#### [TASK TO CARRY OUT]
Rewrite the part of the material that opens with the line containing "63, 1142, 80]" and closes with the line containing "9, 326, 37]", putting "nav-label" wherever "rail-label" appears and keeping everything else the same. Return only those lines.

Saved data entries:
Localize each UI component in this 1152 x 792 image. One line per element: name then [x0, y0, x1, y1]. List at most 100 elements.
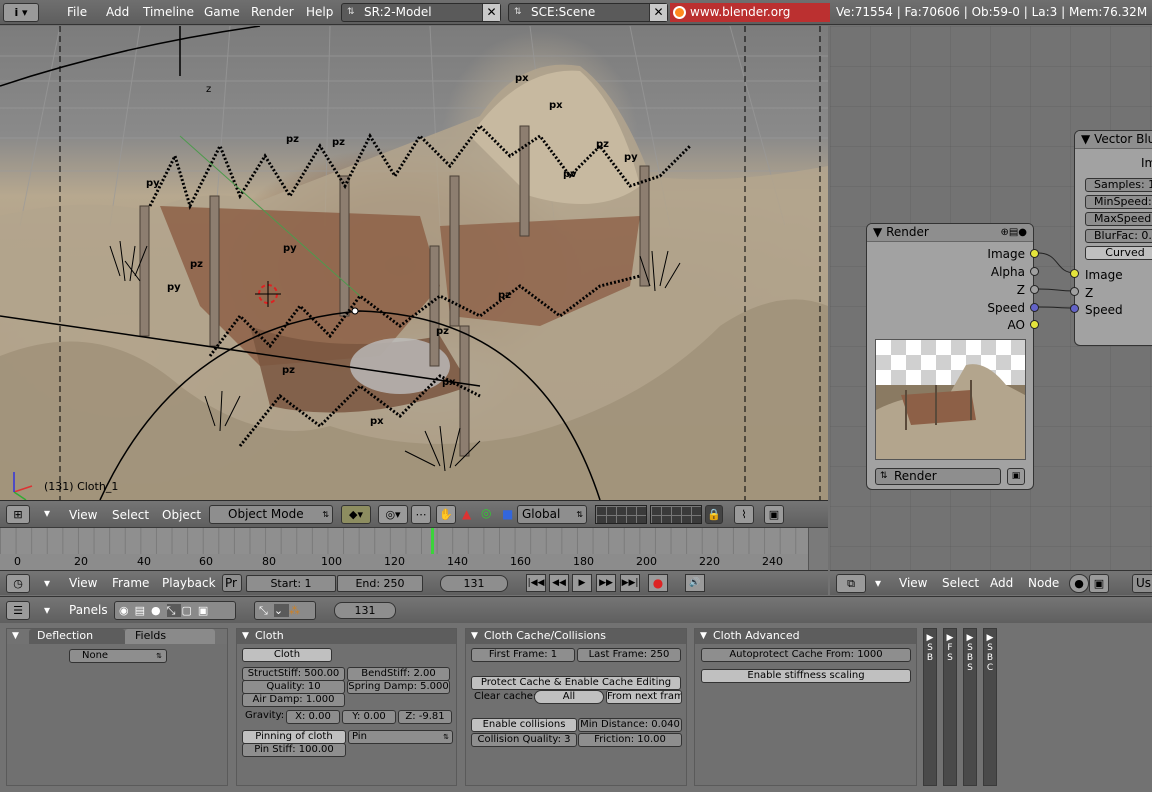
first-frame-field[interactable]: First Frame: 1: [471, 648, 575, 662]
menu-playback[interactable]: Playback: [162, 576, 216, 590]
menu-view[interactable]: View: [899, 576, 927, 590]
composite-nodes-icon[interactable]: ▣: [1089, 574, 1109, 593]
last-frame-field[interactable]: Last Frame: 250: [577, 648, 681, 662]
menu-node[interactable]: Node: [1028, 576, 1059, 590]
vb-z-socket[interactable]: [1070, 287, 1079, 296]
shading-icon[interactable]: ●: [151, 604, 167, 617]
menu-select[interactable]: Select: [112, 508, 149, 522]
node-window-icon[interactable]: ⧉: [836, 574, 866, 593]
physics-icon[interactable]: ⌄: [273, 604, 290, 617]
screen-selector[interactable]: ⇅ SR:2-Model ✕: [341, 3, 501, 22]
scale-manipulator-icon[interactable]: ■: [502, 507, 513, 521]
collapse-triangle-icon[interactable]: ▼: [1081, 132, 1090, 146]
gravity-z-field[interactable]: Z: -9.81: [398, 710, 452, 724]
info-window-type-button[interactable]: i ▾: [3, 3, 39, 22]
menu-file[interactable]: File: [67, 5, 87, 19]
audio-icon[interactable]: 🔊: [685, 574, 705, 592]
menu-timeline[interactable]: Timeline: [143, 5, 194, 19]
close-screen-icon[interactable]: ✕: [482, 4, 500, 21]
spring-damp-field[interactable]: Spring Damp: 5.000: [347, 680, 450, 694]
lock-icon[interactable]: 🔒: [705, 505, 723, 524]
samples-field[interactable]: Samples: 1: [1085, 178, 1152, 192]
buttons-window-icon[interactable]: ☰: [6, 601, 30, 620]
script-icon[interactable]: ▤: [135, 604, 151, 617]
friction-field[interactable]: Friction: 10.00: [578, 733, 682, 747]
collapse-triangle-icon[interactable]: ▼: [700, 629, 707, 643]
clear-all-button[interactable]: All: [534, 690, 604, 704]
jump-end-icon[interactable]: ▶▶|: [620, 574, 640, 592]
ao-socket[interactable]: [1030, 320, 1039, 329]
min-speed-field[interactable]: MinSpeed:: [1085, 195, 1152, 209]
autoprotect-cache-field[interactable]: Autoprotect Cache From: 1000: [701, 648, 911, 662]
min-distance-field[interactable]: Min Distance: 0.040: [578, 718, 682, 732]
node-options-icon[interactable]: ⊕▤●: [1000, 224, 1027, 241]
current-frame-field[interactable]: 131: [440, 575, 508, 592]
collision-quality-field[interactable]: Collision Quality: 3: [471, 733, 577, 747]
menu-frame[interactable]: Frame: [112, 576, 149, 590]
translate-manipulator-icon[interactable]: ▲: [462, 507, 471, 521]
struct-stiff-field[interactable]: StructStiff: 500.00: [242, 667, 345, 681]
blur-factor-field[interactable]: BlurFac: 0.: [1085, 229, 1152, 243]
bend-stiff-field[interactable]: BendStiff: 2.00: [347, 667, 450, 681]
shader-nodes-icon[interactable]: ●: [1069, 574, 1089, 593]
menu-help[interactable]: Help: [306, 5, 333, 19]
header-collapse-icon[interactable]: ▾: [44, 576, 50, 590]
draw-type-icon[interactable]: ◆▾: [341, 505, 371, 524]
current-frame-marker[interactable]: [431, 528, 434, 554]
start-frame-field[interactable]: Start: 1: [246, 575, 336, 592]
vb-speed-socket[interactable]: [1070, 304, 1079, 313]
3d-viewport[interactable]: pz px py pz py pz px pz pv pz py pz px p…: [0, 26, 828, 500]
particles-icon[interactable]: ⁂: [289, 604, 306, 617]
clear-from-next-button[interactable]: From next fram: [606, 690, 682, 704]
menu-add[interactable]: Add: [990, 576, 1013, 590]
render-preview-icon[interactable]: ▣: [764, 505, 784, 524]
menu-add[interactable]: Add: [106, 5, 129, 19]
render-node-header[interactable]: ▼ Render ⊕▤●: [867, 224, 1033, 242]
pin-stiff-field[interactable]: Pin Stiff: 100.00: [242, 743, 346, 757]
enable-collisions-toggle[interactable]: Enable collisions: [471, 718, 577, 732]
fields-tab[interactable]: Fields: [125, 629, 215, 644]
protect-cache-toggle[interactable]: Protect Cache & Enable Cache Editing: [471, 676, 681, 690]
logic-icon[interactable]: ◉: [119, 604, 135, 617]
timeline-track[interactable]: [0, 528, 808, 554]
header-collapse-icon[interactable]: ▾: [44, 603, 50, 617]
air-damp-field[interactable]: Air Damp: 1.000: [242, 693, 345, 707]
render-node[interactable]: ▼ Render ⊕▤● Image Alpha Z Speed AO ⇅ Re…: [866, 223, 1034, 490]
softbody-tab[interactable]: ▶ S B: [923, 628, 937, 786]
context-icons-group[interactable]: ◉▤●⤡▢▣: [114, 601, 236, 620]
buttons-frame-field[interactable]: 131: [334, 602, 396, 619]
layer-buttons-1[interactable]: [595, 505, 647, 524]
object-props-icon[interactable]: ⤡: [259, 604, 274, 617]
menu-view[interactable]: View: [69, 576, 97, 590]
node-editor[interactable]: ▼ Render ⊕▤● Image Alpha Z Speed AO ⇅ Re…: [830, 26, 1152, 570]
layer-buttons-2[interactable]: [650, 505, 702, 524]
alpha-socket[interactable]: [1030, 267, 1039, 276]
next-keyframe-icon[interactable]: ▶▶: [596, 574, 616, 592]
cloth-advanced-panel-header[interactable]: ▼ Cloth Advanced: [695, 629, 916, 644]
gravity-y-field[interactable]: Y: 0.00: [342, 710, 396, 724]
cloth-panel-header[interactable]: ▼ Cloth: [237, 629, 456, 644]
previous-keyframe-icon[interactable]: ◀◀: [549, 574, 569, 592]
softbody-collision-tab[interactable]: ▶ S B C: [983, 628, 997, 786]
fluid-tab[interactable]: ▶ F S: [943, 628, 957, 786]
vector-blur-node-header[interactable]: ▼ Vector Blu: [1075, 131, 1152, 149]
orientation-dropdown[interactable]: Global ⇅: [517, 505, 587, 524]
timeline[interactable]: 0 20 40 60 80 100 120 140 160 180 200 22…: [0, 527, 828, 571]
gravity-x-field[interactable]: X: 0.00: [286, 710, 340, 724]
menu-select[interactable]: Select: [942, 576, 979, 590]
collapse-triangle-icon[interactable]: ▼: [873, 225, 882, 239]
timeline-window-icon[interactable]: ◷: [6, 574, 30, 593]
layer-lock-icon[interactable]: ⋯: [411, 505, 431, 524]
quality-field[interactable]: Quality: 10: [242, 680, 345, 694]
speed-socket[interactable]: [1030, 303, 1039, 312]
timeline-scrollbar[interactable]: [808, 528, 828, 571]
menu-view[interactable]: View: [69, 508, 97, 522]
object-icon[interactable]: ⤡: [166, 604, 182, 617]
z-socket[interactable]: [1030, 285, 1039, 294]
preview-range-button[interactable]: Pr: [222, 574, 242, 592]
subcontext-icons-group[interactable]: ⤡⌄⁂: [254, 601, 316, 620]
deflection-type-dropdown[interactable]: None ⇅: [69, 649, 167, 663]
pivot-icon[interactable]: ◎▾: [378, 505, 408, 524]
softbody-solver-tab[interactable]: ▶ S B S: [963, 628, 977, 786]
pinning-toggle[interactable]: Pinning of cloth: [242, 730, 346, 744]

--

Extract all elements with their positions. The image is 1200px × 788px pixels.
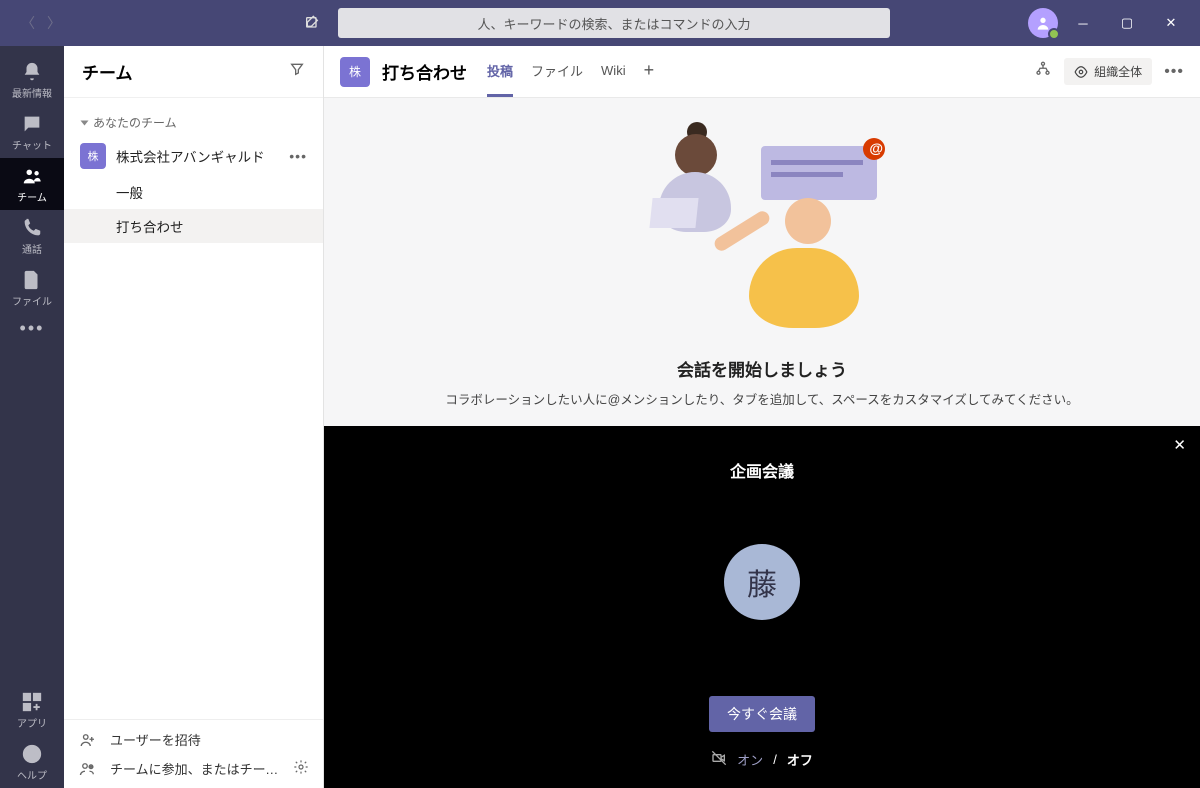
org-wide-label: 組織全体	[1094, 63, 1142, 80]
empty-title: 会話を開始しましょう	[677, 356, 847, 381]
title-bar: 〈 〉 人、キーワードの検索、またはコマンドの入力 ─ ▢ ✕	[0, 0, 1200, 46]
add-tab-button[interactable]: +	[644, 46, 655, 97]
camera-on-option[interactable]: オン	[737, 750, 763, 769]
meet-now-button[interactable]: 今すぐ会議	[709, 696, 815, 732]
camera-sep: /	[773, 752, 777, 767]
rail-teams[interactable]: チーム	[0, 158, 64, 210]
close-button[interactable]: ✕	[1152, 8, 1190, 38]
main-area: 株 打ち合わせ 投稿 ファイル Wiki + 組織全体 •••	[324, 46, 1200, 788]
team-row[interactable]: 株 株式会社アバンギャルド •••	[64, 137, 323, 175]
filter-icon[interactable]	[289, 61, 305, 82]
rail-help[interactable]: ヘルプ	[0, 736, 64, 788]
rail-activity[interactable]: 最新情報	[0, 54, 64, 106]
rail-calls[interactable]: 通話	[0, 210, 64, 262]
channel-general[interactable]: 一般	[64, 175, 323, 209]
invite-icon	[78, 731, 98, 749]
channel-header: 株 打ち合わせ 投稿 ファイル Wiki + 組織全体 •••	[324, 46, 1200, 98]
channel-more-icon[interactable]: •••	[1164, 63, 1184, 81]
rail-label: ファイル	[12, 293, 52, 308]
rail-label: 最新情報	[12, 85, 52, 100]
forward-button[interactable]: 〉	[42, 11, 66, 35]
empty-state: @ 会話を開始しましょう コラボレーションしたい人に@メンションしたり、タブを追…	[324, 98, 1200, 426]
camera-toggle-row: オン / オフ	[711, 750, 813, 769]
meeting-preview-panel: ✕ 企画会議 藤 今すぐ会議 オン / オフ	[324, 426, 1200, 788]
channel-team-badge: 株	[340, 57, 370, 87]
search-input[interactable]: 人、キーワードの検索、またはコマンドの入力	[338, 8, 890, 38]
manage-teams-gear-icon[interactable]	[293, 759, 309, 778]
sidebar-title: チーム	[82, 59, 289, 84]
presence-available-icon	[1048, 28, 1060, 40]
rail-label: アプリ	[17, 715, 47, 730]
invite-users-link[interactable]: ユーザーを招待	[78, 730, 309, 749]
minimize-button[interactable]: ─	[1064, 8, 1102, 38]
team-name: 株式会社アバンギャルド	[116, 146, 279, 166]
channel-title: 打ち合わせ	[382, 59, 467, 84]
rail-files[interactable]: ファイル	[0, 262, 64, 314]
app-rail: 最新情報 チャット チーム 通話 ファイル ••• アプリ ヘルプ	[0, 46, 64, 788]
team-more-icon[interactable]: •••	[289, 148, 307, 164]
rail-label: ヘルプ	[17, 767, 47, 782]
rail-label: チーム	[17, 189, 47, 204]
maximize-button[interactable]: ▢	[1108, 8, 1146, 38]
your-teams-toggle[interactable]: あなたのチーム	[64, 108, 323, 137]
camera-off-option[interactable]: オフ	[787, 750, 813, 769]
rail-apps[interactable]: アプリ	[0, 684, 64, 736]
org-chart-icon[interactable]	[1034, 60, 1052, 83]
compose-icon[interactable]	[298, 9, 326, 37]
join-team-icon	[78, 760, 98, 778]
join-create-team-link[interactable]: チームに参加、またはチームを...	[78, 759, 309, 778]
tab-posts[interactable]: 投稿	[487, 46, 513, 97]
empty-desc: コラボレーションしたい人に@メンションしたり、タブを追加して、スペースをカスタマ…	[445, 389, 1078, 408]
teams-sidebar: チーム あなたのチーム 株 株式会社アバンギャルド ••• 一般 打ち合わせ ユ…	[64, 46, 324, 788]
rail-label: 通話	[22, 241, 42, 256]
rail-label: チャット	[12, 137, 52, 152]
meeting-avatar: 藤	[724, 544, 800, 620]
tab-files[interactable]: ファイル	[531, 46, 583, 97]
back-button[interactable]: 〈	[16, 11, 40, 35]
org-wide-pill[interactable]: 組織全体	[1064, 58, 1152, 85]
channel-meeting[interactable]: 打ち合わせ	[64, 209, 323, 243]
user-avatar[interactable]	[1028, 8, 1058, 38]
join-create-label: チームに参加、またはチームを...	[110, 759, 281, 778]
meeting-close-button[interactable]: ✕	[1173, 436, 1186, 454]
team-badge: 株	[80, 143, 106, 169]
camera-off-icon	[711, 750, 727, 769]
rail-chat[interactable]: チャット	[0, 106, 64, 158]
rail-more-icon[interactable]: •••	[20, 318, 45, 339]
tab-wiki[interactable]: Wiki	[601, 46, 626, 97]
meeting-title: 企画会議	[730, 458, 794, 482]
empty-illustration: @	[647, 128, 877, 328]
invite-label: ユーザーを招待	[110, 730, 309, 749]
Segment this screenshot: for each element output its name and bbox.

#### [WRITTEN ANSWER]
org-wide-label: 組織全体	[1094, 63, 1142, 80]
empty-title: 会話を開始しましょう	[677, 356, 847, 381]
title-bar: 〈 〉 人、キーワードの検索、またはコマンドの入力 ─ ▢ ✕	[0, 0, 1200, 46]
add-tab-button[interactable]: +	[644, 46, 655, 97]
camera-on-option[interactable]: オン	[737, 750, 763, 769]
meet-now-button[interactable]: 今すぐ会議	[709, 696, 815, 732]
camera-sep: /	[773, 752, 777, 767]
rail-teams[interactable]: チーム	[0, 158, 64, 210]
close-button[interactable]: ✕	[1152, 8, 1190, 38]
main-area: 株 打ち合わせ 投稿 ファイル Wiki + 組織全体 •••	[324, 46, 1200, 788]
team-row[interactable]: 株 株式会社アバンギャルド •••	[64, 137, 323, 175]
filter-icon[interactable]	[289, 61, 305, 82]
rail-help[interactable]: ヘルプ	[0, 736, 64, 788]
rail-activity[interactable]: 最新情報	[0, 54, 64, 106]
rail-calls[interactable]: 通話	[0, 210, 64, 262]
channel-general[interactable]: 一般	[64, 175, 323, 209]
invite-icon	[78, 731, 98, 749]
channel-header: 株 打ち合わせ 投稿 ファイル Wiki + 組織全体 •••	[324, 46, 1200, 98]
channel-more-icon[interactable]: •••	[1164, 63, 1184, 81]
nav-label: ファイル	[12, 293, 52, 308]
nav-label: 最新情報	[12, 85, 52, 100]
forward-button[interactable]: 〉	[42, 11, 66, 35]
empty-state: @ 会話を開始しましょう コラボレーションしたい人に@メンションしたり、タブを追…	[324, 98, 1200, 426]
camera-toggle-row: オン / オフ	[711, 750, 813, 769]
meeting-preview-panel: ✕ 企画会議 藤 今すぐ会議 オン / オフ	[324, 426, 1200, 788]
channel-team-badge: 株	[340, 57, 370, 87]
search-input[interactable]: 人、キーワードの検索、またはコマンドの入力	[338, 8, 890, 38]
manage-teams-gear-icon[interactable]	[293, 759, 309, 778]
sidebar-title: チーム	[82, 59, 289, 84]
presence-available-icon	[1048, 28, 1060, 40]
nav-label: アプリ	[17, 715, 47, 730]
invite-users-link[interactable]: ユーザーを招待	[78, 730, 309, 749]
minimize-button[interactable]: ─	[1064, 8, 1102, 38]
team-name: 株式会社アバンギャルド	[116, 146, 279, 166]
channel-title: 打ち合わせ	[382, 59, 467, 84]
rail-files[interactable]: ファイル	[0, 262, 64, 314]
app-rail: 最新情報 チャット チーム 通話 ファイル ••• アプリ ヘルプ	[0, 46, 64, 788]
team-more-icon[interactable]: •••	[289, 148, 307, 164]
nav-label: ヘルプ	[17, 767, 47, 782]
nav-label: チーム	[17, 189, 47, 204]
maximize-button[interactable]: ▢	[1108, 8, 1146, 38]
your-teams-toggle[interactable]: あなたのチーム	[64, 108, 323, 137]
camera-off-option[interactable]: オフ	[787, 750, 813, 769]
rail-apps[interactable]: アプリ	[0, 684, 64, 736]
org-chart-icon[interactable]	[1034, 60, 1052, 83]
compose-icon[interactable]	[298, 9, 326, 37]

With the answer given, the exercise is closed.